Exercise prompt: Go through the records and extract every line with the word "name".

(Figure contents as structured data)
• • •
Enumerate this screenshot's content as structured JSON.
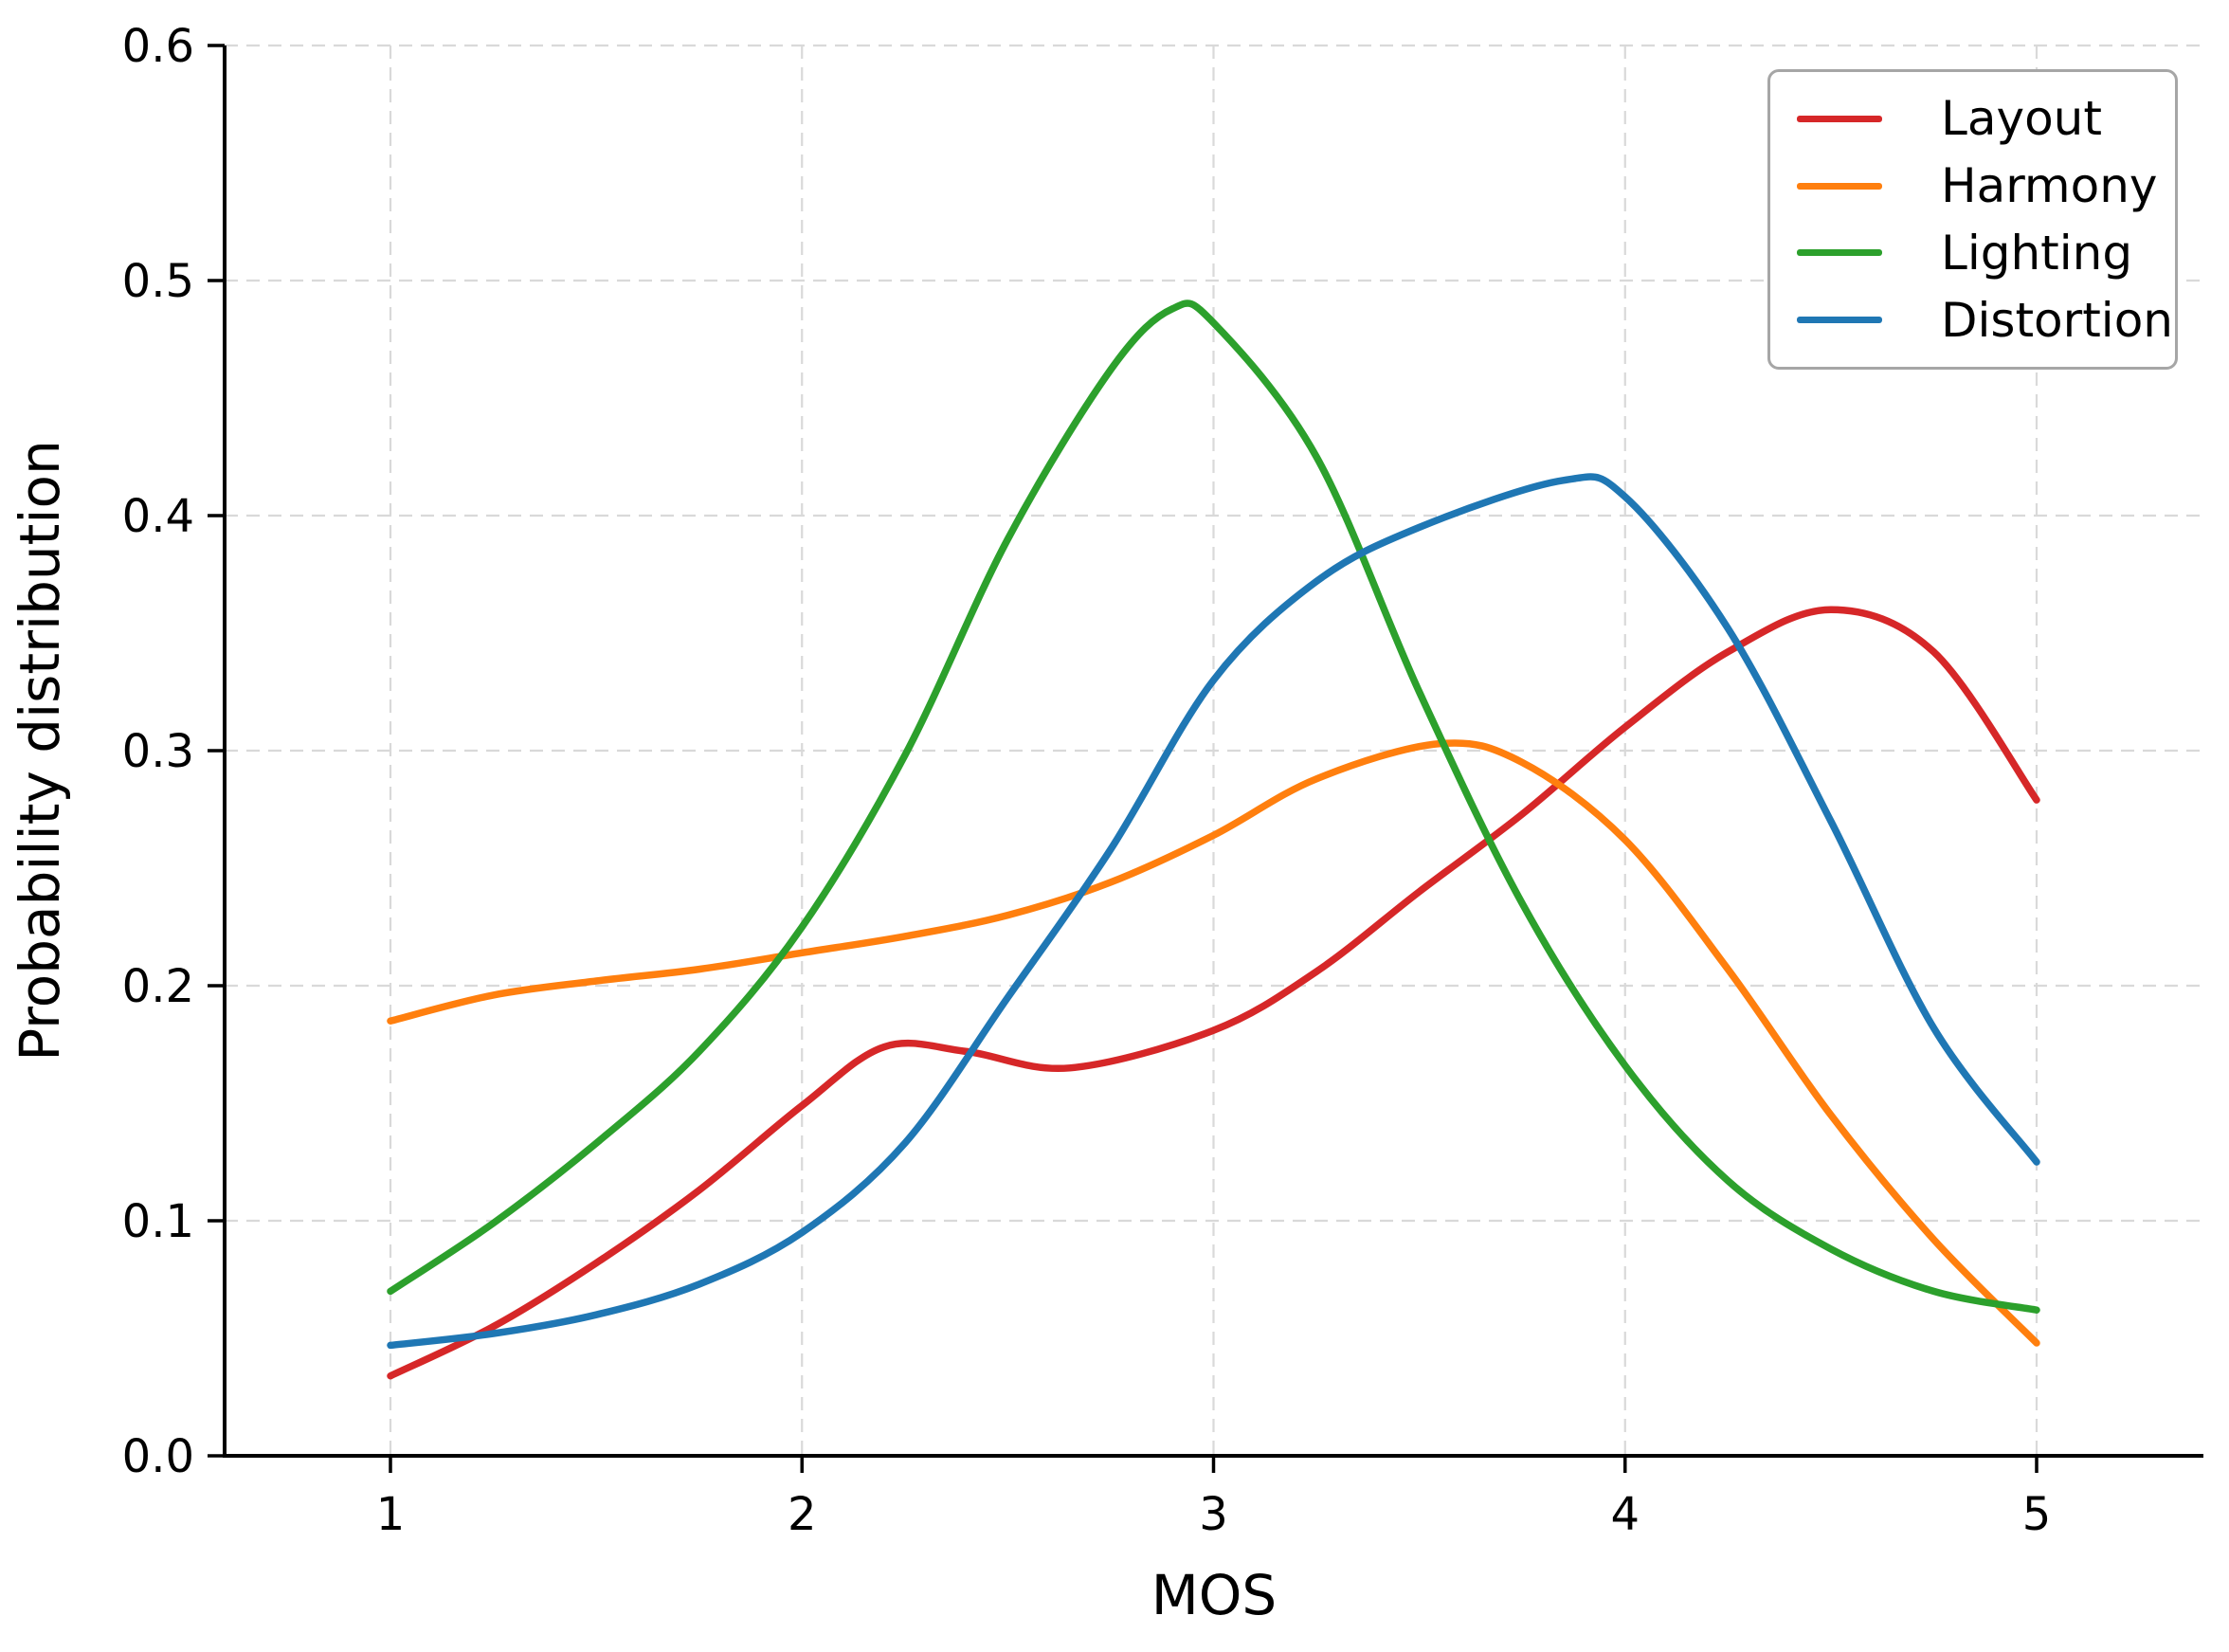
{
  "chart_data": {
    "type": "line",
    "title": "",
    "xlabel": "MOS",
    "ylabel": "Probability distribution",
    "xlim": [
      0.6,
      5.4
    ],
    "ylim": [
      0.0,
      0.6
    ],
    "x_ticks": [
      "1",
      "2",
      "3",
      "4",
      "5"
    ],
    "y_ticks": [
      "0.0",
      "0.1",
      "0.2",
      "0.3",
      "0.4",
      "0.5",
      "0.6"
    ],
    "grid": true,
    "grid_style": "dashed",
    "legend_position": "upper right",
    "series": [
      {
        "name": "Layout",
        "color": "#d62728",
        "points": [
          [
            1,
            0.034
          ],
          [
            1.25,
            0.055
          ],
          [
            1.5,
            0.082
          ],
          [
            1.75,
            0.113
          ],
          [
            2,
            0.149
          ],
          [
            2.2,
            0.174
          ],
          [
            2.4,
            0.172
          ],
          [
            2.65,
            0.165
          ],
          [
            3,
            0.181
          ],
          [
            3.25,
            0.206
          ],
          [
            3.5,
            0.24
          ],
          [
            3.75,
            0.273
          ],
          [
            4,
            0.31
          ],
          [
            4.25,
            0.342
          ],
          [
            4.5,
            0.36
          ],
          [
            4.75,
            0.342
          ],
          [
            5,
            0.279
          ]
        ]
      },
      {
        "name": "Harmony",
        "color": "#ff7f0e",
        "points": [
          [
            1,
            0.185
          ],
          [
            1.25,
            0.196
          ],
          [
            1.5,
            0.202
          ],
          [
            1.75,
            0.207
          ],
          [
            2,
            0.214
          ],
          [
            2.25,
            0.221
          ],
          [
            2.5,
            0.23
          ],
          [
            2.75,
            0.244
          ],
          [
            3,
            0.264
          ],
          [
            3.25,
            0.288
          ],
          [
            3.55,
            0.303
          ],
          [
            3.75,
            0.295
          ],
          [
            4,
            0.262
          ],
          [
            4.25,
            0.207
          ],
          [
            4.5,
            0.145
          ],
          [
            4.75,
            0.092
          ],
          [
            5,
            0.048
          ]
        ]
      },
      {
        "name": "Lighting",
        "color": "#2ca02c",
        "points": [
          [
            1,
            0.07
          ],
          [
            1.25,
            0.099
          ],
          [
            1.5,
            0.133
          ],
          [
            1.75,
            0.172
          ],
          [
            2,
            0.225
          ],
          [
            2.25,
            0.298
          ],
          [
            2.5,
            0.39
          ],
          [
            2.75,
            0.462
          ],
          [
            2.9,
            0.488
          ],
          [
            3,
            0.482
          ],
          [
            3.25,
            0.425
          ],
          [
            3.5,
            0.325
          ],
          [
            3.75,
            0.235
          ],
          [
            4,
            0.166
          ],
          [
            4.25,
            0.117
          ],
          [
            4.5,
            0.088
          ],
          [
            4.75,
            0.07
          ],
          [
            5,
            0.062
          ]
        ]
      },
      {
        "name": "Distortion",
        "color": "#1f77b4",
        "points": [
          [
            1,
            0.047
          ],
          [
            1.25,
            0.052
          ],
          [
            1.5,
            0.06
          ],
          [
            1.75,
            0.073
          ],
          [
            2,
            0.095
          ],
          [
            2.25,
            0.133
          ],
          [
            2.5,
            0.195
          ],
          [
            2.75,
            0.258
          ],
          [
            3,
            0.33
          ],
          [
            3.25,
            0.372
          ],
          [
            3.5,
            0.395
          ],
          [
            3.85,
            0.415
          ],
          [
            4,
            0.408
          ],
          [
            4.25,
            0.352
          ],
          [
            4.5,
            0.27
          ],
          [
            4.75,
            0.182
          ],
          [
            5,
            0.125
          ]
        ]
      }
    ],
    "style": {
      "line_width": 7.5,
      "grid_color": "#d9d9d9",
      "spine_color": "#000000",
      "text_color": "#000000",
      "background": "#ffffff"
    }
  }
}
• • •
Solution below:
        "name": "Layout",
        "name": "Harmony",
        "name": "Lighting",
        "name": "Distortion",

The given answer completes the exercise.